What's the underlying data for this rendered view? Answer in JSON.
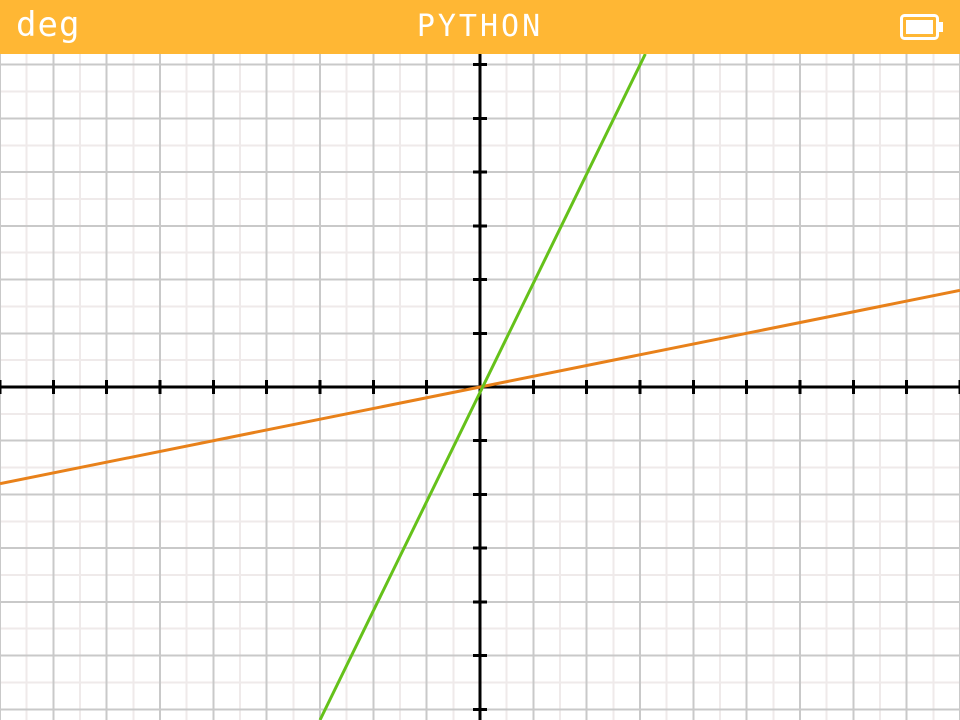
{
  "title_bar": {
    "angle_mode": "deg",
    "title": "PYTHON",
    "battery_icon": "battery-full-icon",
    "background_color": "#FFB734",
    "text_color": "#FFFFFF"
  },
  "chart_data": {
    "type": "line",
    "xlim": [
      -9,
      9
    ],
    "ylim": [
      -6.2,
      6.2
    ],
    "major_grid_step": 1,
    "minor_grid_step": 0.5,
    "grid": true,
    "colors": {
      "minor_grid": "#EFEAEA",
      "major_grid": "#C9C9C9",
      "axis": "#000000"
    },
    "series": [
      {
        "color": "#E8811A",
        "x": [
          -9,
          9
        ],
        "y": [
          -1.8,
          1.8
        ]
      },
      {
        "color": "#65C11A",
        "x": [
          -3,
          3.1
        ],
        "y": [
          -6.2,
          6.2
        ]
      }
    ]
  }
}
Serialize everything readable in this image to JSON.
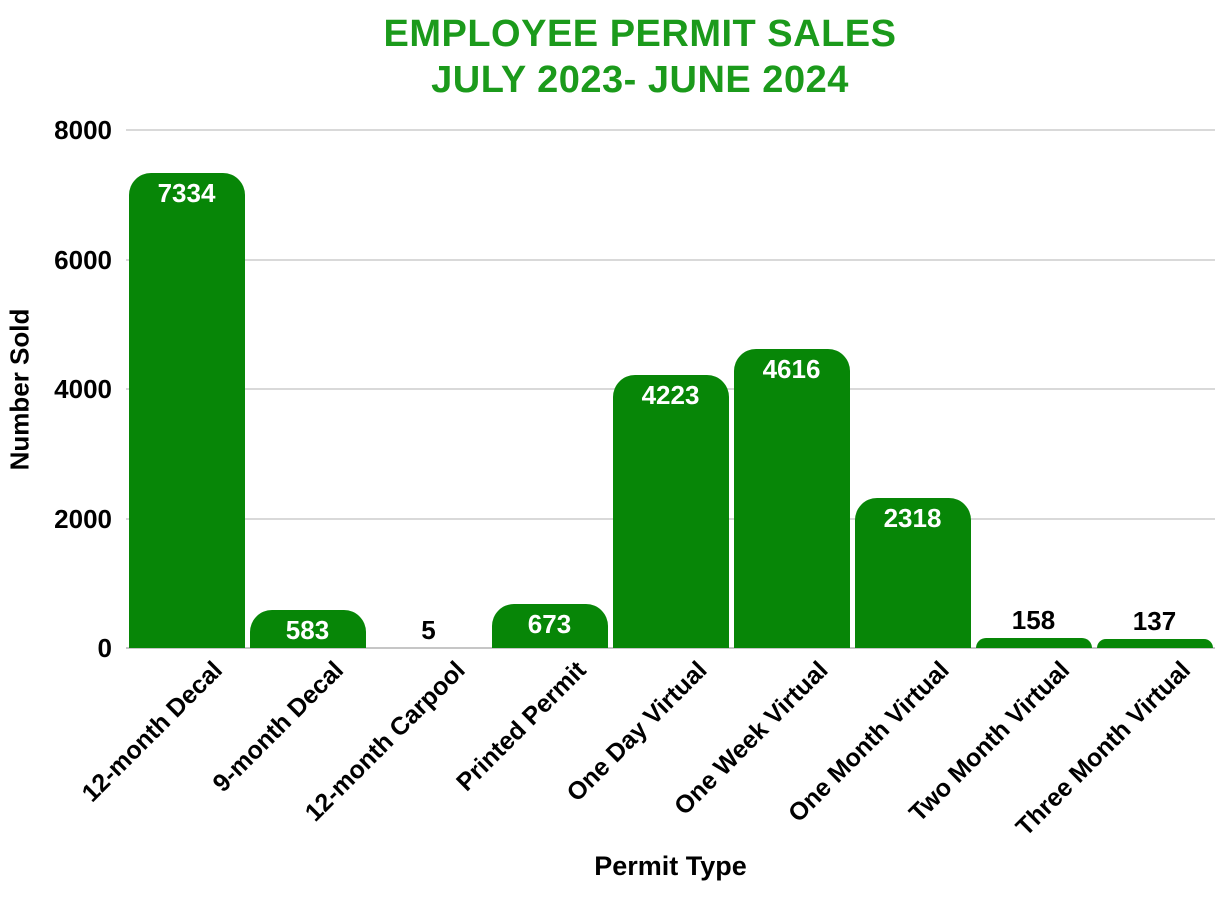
{
  "title": {
    "line1": "EMPLOYEE PERMIT SALES",
    "line2": "JULY 2023- JUNE 2024"
  },
  "chart_data": {
    "type": "bar",
    "title": "EMPLOYEE PERMIT SALES JULY 2023- JUNE 2024",
    "categories": [
      "12-month Decal",
      "9-month Decal",
      "12-month Carpool",
      "Printed Permit",
      "One Day Virtual",
      "One Week Virtual",
      "One Month Virtual",
      "Two Month Virtual",
      "Three Month Virtual"
    ],
    "values": [
      7334,
      583,
      5,
      673,
      4223,
      4616,
      2318,
      158,
      137
    ],
    "xlabel": "Permit Type",
    "ylabel": "Number Sold",
    "ylim": [
      0,
      8000
    ],
    "yticks": [
      0,
      2000,
      4000,
      6000,
      8000
    ],
    "grid": "horizontal",
    "legend": "none",
    "colors": {
      "bar": "#078607",
      "title": "#1b9a1b",
      "value_label_inside": "#ffffff",
      "value_label_outside": "#000000",
      "axis_text": "#000000",
      "gridline": "#d9d9d9",
      "baseline": "#c6c6c6",
      "background": "#ffffff"
    }
  }
}
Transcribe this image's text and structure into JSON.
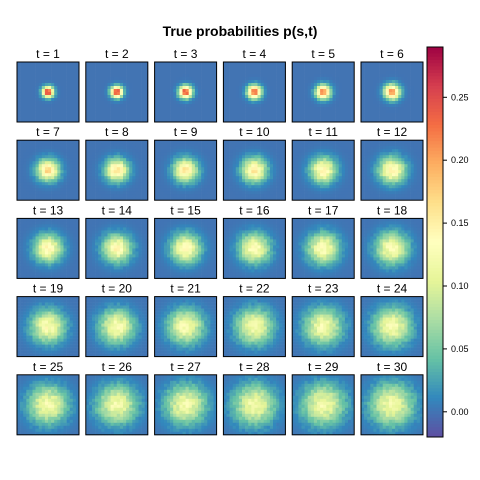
{
  "chart_data": {
    "type": "heatmap",
    "title": "True probabilities p(s,t)",
    "panels": [
      {
        "t": 1,
        "label": "t = 1"
      },
      {
        "t": 2,
        "label": "t = 2"
      },
      {
        "t": 3,
        "label": "t = 3"
      },
      {
        "t": 4,
        "label": "t = 4"
      },
      {
        "t": 5,
        "label": "t = 5"
      },
      {
        "t": 6,
        "label": "t = 6"
      },
      {
        "t": 7,
        "label": "t = 7"
      },
      {
        "t": 8,
        "label": "t = 8"
      },
      {
        "t": 9,
        "label": "t = 9"
      },
      {
        "t": 10,
        "label": "t = 10"
      },
      {
        "t": 11,
        "label": "t = 11"
      },
      {
        "t": 12,
        "label": "t = 12"
      },
      {
        "t": 13,
        "label": "t = 13"
      },
      {
        "t": 14,
        "label": "t = 14"
      },
      {
        "t": 15,
        "label": "t = 15"
      },
      {
        "t": 16,
        "label": "t = 16"
      },
      {
        "t": 17,
        "label": "t = 17"
      },
      {
        "t": 18,
        "label": "t = 18"
      },
      {
        "t": 19,
        "label": "t = 19"
      },
      {
        "t": 20,
        "label": "t = 20"
      },
      {
        "t": 21,
        "label": "t = 21"
      },
      {
        "t": 22,
        "label": "t = 22"
      },
      {
        "t": 23,
        "label": "t = 23"
      },
      {
        "t": 24,
        "label": "t = 24"
      },
      {
        "t": 25,
        "label": "t = 25"
      },
      {
        "t": 26,
        "label": "t = 26"
      },
      {
        "t": 27,
        "label": "t = 27"
      },
      {
        "t": 28,
        "label": "t = 28"
      },
      {
        "t": 29,
        "label": "t = 29"
      },
      {
        "t": 30,
        "label": "t = 30"
      }
    ],
    "colorbar": {
      "range": [
        -0.02,
        0.29
      ],
      "ticks": [
        0.0,
        0.05,
        0.1,
        0.15,
        0.2,
        0.25
      ],
      "tick_labels": [
        "0.00",
        "0.05",
        "0.10",
        "0.15",
        "0.20",
        "0.25"
      ],
      "palette": [
        "#5E4FA2",
        "#3288BD",
        "#66C2A5",
        "#ABDDA4",
        "#E6F598",
        "#FFFFBF",
        "#FEE08B",
        "#FDAE61",
        "#F46D43",
        "#D53E4F",
        "#9E0142"
      ]
    },
    "background_value": 0.0,
    "peak_values": [
      0.27,
      0.26,
      0.25,
      0.24,
      0.22,
      0.21,
      0.17,
      0.165,
      0.16,
      0.155,
      0.15,
      0.148,
      0.145,
      0.142,
      0.14,
      0.138,
      0.136,
      0.134,
      0.132,
      0.13,
      0.128,
      0.127,
      0.126,
      0.125,
      0.124,
      0.123,
      0.122,
      0.121,
      0.12,
      0.12
    ],
    "spread_sigma": [
      1.2,
      1.3,
      1.4,
      1.5,
      1.6,
      1.7,
      2.4,
      2.5,
      2.6,
      2.7,
      2.8,
      2.9,
      3.0,
      3.1,
      3.2,
      3.3,
      3.4,
      3.5,
      3.6,
      3.7,
      3.8,
      3.9,
      4.0,
      4.1,
      4.2,
      4.3,
      4.4,
      4.5,
      4.6,
      4.7
    ],
    "grid_size": 20
  }
}
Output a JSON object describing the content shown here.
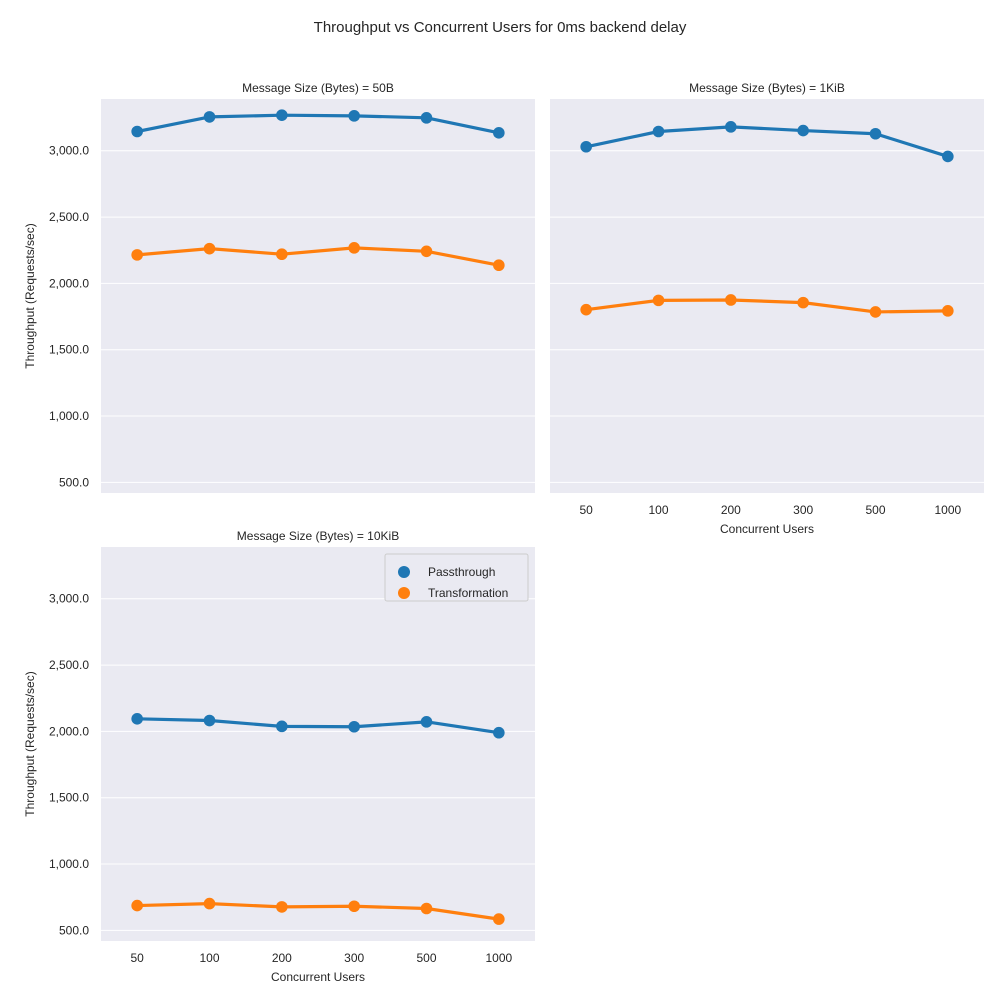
{
  "figure": {
    "title": "Throughput vs Concurrent Users for 0ms backend delay",
    "ylabel": "Throughput (Requests/sec)",
    "xlabel": "Concurrent Users"
  },
  "legend": {
    "placement": "top-right of third panel",
    "entries": [
      {
        "name": "Passthrough",
        "color": "#1f77b4"
      },
      {
        "name": "Transformation",
        "color": "#ff7f0e"
      }
    ]
  },
  "colors": {
    "panel_background": "#eaeaf2",
    "grid": "#ffffff",
    "passthrough": "#1f77b4",
    "transformation": "#ff7f0e"
  },
  "chart_data": [
    {
      "type": "line",
      "title": "Message Size (Bytes) = 50B",
      "categories": [
        "50",
        "100",
        "200",
        "300",
        "500",
        "1000"
      ],
      "xlabel": "",
      "ylabel": "Throughput (Requests/sec)",
      "ylim": [
        420,
        3390
      ],
      "yticks": [
        "500.0",
        "1,000.0",
        "1,500.0",
        "2,000.0",
        "2,500.0",
        "3,000.0"
      ],
      "grid": true,
      "series": [
        {
          "name": "Passthrough",
          "values": [
            3145,
            3255,
            3268,
            3263,
            3248,
            3135
          ]
        },
        {
          "name": "Transformation",
          "values": [
            2215,
            2262,
            2220,
            2268,
            2242,
            2137
          ]
        }
      ]
    },
    {
      "type": "line",
      "title": "Message Size (Bytes) = 1KiB",
      "categories": [
        "50",
        "100",
        "200",
        "300",
        "500",
        "1000"
      ],
      "xlabel": "Concurrent Users",
      "ylabel": "",
      "ylim": [
        420,
        3390
      ],
      "grid": true,
      "series": [
        {
          "name": "Passthrough",
          "values": [
            3030,
            3145,
            3180,
            3152,
            3128,
            2957
          ]
        },
        {
          "name": "Transformation",
          "values": [
            1802,
            1872,
            1875,
            1855,
            1785,
            1793
          ]
        }
      ]
    },
    {
      "type": "line",
      "title": "Message Size (Bytes) = 10KiB",
      "categories": [
        "50",
        "100",
        "200",
        "300",
        "500",
        "1000"
      ],
      "xlabel": "Concurrent Users",
      "ylabel": "Throughput (Requests/sec)",
      "ylim": [
        420,
        3390
      ],
      "yticks": [
        "500.0",
        "1,000.0",
        "1,500.0",
        "2,000.0",
        "2,500.0",
        "3,000.0"
      ],
      "grid": true,
      "series": [
        {
          "name": "Passthrough",
          "values": [
            2095,
            2082,
            2038,
            2035,
            2072,
            1990
          ]
        },
        {
          "name": "Transformation",
          "values": [
            687,
            702,
            677,
            682,
            665,
            585
          ]
        }
      ]
    }
  ]
}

— Problem description —
Show every line of the records above that contains the word "EMPLOYEE".

— Reply to the task —
    "line1": "EMPLOYEE PERMIT SALES",
    "title": "EMPLOYEE PERMIT SALES JULY 2023- JUNE 2024",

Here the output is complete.